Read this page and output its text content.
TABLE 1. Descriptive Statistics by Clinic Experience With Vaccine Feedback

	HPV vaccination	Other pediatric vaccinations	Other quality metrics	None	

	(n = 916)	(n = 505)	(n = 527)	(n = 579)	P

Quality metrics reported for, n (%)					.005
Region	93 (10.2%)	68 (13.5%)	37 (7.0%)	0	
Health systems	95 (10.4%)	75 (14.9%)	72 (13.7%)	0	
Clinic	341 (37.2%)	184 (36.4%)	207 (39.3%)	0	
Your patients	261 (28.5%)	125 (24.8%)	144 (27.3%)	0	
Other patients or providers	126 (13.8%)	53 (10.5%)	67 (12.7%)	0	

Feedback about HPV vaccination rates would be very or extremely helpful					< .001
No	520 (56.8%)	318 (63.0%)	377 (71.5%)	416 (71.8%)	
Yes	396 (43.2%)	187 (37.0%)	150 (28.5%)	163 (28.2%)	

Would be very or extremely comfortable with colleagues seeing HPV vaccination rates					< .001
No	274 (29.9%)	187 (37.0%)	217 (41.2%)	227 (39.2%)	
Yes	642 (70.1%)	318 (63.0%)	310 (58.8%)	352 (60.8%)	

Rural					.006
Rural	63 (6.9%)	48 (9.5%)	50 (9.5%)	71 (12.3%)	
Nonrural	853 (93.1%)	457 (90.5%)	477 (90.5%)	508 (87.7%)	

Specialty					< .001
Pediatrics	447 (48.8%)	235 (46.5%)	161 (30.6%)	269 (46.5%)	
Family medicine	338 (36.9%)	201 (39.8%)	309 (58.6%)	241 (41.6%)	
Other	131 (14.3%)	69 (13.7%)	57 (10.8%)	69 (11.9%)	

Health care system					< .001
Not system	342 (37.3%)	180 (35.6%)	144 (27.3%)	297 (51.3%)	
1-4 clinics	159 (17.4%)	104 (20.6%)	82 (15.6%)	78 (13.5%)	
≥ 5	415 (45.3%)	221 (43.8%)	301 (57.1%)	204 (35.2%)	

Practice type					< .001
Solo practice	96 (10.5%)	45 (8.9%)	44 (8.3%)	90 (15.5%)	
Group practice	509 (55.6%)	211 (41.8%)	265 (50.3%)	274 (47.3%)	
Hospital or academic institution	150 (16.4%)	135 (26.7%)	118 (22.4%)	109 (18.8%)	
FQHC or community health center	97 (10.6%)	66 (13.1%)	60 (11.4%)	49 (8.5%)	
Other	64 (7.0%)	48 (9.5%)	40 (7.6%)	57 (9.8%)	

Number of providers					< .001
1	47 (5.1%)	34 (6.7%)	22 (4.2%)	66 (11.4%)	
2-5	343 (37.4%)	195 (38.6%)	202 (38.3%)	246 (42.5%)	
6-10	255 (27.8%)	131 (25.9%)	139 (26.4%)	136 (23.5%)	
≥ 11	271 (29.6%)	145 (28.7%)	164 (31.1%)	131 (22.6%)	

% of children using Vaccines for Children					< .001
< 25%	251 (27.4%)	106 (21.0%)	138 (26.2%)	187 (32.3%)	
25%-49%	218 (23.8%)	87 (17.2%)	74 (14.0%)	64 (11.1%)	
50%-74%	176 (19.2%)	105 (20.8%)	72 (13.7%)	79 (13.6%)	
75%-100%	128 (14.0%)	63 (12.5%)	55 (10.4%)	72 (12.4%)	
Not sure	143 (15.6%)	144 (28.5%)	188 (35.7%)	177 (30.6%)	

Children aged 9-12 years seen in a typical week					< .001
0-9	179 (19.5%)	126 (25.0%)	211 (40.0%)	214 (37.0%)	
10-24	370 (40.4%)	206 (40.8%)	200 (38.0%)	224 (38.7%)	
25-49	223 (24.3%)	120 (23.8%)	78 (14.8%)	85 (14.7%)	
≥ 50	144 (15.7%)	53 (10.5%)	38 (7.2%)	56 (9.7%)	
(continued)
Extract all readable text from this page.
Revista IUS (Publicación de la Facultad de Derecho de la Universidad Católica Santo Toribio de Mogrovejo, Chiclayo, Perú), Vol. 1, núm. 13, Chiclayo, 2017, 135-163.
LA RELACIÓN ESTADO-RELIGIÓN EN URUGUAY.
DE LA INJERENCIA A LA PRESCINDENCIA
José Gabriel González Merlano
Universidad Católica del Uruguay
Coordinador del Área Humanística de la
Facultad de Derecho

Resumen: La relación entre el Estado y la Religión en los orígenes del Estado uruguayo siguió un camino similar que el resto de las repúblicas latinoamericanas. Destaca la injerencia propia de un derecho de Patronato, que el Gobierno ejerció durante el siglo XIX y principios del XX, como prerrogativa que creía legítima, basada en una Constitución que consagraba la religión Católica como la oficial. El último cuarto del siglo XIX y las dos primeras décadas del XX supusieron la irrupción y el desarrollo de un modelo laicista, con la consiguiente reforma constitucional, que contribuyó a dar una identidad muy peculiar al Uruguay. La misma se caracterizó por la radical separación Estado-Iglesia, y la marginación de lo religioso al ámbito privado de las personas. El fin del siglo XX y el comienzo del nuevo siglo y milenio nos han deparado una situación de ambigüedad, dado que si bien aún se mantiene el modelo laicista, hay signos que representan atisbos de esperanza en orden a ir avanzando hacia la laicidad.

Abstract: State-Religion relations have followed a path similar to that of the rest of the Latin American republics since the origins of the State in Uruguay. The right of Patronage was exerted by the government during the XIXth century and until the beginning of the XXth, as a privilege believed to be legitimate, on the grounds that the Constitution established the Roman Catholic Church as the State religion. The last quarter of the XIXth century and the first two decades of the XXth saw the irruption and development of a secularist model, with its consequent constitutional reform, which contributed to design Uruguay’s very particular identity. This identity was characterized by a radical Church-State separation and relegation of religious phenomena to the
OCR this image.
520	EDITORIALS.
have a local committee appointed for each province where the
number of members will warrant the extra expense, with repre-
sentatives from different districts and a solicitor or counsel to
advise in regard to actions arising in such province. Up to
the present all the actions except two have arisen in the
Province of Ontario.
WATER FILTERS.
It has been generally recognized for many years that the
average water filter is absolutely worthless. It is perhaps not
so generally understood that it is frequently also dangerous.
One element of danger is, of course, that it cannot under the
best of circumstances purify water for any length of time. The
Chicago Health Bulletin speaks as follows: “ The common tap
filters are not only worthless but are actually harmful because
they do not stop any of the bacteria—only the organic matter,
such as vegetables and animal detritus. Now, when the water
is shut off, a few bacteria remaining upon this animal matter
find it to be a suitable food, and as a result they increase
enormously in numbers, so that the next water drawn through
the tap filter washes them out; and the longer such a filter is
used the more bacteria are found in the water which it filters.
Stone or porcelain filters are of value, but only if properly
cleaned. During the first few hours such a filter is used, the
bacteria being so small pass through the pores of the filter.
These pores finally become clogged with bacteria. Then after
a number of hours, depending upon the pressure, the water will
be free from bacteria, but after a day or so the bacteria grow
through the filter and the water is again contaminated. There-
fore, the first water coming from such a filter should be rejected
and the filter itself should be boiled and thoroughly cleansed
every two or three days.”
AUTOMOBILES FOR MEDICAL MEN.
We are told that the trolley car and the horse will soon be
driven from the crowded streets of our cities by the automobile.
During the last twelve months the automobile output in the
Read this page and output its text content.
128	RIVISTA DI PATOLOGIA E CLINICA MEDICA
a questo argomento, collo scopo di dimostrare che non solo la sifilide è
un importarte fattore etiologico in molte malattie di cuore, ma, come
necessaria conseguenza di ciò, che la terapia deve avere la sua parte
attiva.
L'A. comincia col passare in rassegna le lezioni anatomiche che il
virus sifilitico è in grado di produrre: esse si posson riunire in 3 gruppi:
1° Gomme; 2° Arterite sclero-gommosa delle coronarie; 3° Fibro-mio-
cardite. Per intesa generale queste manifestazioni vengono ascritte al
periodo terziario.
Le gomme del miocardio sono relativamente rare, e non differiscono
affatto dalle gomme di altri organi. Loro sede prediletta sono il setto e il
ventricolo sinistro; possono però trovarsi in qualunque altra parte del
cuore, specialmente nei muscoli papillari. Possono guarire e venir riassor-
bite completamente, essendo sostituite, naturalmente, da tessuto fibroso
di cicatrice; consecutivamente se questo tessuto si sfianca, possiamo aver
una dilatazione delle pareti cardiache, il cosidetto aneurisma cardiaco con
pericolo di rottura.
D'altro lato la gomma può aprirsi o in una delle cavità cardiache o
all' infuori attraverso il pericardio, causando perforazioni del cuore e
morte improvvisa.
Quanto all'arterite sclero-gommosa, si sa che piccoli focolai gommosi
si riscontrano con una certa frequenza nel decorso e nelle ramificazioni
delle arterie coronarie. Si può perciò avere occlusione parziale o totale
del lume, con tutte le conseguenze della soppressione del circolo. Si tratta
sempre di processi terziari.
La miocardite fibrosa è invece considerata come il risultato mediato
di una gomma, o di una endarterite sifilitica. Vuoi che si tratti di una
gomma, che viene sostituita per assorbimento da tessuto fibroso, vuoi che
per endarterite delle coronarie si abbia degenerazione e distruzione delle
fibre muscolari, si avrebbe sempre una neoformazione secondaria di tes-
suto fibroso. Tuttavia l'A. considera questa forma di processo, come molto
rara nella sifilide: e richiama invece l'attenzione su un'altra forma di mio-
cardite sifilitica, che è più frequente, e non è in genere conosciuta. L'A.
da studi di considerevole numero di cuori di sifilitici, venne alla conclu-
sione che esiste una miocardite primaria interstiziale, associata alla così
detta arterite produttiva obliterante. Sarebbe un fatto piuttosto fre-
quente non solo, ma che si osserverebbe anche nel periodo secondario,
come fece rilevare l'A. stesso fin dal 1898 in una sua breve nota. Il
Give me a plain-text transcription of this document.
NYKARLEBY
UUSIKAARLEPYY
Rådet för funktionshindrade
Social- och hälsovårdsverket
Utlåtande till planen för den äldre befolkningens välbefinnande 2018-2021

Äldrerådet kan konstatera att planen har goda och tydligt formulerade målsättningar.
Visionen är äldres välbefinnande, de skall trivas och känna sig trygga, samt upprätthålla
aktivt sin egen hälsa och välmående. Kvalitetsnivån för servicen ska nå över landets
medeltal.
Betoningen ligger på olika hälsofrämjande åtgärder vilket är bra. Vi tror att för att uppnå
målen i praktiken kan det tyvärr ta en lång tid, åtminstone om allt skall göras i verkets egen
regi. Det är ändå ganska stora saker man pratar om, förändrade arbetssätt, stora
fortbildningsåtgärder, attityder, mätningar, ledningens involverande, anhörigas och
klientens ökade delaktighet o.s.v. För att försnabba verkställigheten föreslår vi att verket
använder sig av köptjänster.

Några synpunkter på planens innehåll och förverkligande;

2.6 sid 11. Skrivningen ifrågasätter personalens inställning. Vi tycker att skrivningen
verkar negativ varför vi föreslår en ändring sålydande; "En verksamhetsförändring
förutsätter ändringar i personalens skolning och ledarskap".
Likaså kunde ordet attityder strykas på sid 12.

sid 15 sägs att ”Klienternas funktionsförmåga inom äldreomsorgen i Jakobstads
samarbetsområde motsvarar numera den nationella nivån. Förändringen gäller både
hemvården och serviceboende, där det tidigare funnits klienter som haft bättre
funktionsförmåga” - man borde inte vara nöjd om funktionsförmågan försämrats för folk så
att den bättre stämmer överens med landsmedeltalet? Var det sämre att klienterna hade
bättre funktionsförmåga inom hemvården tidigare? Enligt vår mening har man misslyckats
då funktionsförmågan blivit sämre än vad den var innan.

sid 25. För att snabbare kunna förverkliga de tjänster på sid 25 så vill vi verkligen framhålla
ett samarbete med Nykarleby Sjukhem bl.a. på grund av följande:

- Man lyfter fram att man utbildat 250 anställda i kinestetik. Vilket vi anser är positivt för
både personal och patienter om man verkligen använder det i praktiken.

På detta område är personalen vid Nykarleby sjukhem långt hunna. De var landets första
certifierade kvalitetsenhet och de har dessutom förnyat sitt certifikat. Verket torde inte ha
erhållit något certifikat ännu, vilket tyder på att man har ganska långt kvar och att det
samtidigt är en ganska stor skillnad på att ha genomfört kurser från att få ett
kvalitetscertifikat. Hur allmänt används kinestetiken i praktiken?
........
Only lines that include "Other" belong in the answer; copy all of them from the listing.

	HPV vaccination	Other pediatric vaccinations	Other quality metrics	None	
Other patients or providers	126 (13.8%)	53 (10.5%)	67 (12.7%)	0	
Other	131 (14.3%)	69 (13.7%)	57 (10.8%)	69 (11.9%)	
Other	64 (7.0%)	48 (9.5%)	40 (7.6%)	57 (9.8%)	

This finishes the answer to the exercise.